>>

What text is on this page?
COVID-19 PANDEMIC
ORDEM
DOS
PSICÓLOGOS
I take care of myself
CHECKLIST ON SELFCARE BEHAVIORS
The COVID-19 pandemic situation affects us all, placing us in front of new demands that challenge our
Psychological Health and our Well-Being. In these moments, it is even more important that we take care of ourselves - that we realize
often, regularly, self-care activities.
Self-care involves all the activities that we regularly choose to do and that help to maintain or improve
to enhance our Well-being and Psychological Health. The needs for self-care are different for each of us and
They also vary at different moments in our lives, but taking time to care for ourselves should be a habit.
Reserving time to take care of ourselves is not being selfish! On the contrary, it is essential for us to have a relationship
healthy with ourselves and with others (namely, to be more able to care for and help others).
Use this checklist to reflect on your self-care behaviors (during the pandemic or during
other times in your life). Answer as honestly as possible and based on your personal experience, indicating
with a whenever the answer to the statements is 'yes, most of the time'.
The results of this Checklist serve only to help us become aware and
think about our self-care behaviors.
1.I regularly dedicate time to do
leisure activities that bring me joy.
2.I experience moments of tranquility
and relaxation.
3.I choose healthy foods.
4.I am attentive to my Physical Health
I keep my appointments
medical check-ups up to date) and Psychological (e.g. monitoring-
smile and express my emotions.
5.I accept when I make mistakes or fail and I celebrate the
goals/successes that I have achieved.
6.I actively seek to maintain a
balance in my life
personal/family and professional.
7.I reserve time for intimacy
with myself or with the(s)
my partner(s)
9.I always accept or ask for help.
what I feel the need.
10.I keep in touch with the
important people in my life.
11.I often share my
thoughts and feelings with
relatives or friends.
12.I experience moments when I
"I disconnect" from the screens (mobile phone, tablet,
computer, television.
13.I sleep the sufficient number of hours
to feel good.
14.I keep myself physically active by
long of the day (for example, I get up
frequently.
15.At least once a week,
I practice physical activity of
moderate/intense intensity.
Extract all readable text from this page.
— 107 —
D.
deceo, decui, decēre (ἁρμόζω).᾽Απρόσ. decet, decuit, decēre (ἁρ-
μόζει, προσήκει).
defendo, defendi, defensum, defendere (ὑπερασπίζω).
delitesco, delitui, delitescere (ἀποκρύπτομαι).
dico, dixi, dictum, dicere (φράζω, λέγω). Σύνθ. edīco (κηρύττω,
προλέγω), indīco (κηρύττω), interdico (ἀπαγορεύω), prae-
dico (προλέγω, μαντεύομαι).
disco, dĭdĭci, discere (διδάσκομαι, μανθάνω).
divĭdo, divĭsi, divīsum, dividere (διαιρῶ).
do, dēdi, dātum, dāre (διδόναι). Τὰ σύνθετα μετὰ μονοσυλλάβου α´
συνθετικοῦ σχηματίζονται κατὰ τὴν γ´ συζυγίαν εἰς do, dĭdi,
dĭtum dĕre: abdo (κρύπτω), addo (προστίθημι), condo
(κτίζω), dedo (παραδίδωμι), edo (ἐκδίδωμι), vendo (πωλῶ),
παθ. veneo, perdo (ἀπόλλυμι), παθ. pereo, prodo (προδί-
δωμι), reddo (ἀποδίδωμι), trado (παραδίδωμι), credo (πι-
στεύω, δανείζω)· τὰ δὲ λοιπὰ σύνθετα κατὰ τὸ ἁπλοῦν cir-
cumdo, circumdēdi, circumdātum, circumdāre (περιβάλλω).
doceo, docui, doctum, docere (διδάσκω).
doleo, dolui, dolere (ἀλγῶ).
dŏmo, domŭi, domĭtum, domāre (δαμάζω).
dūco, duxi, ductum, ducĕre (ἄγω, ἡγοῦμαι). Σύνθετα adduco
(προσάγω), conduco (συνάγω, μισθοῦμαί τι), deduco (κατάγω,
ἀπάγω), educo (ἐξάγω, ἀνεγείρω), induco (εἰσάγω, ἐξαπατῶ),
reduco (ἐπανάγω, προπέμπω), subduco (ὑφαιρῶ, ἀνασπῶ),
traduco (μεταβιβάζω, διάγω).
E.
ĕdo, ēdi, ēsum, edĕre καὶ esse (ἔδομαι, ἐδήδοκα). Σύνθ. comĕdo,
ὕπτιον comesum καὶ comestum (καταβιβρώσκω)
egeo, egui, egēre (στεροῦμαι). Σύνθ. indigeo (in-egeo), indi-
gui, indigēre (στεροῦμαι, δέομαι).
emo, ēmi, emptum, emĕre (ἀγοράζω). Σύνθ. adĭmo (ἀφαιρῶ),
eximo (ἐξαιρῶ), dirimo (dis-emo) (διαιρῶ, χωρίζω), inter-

<<

**Task statement**
Search the listing for the word "life" and return each line that holds it.

**Solution to the exercise**
other times in your life). Answer as honestly as possible and based on your personal experience, indicating
balance in my life
important people in my life.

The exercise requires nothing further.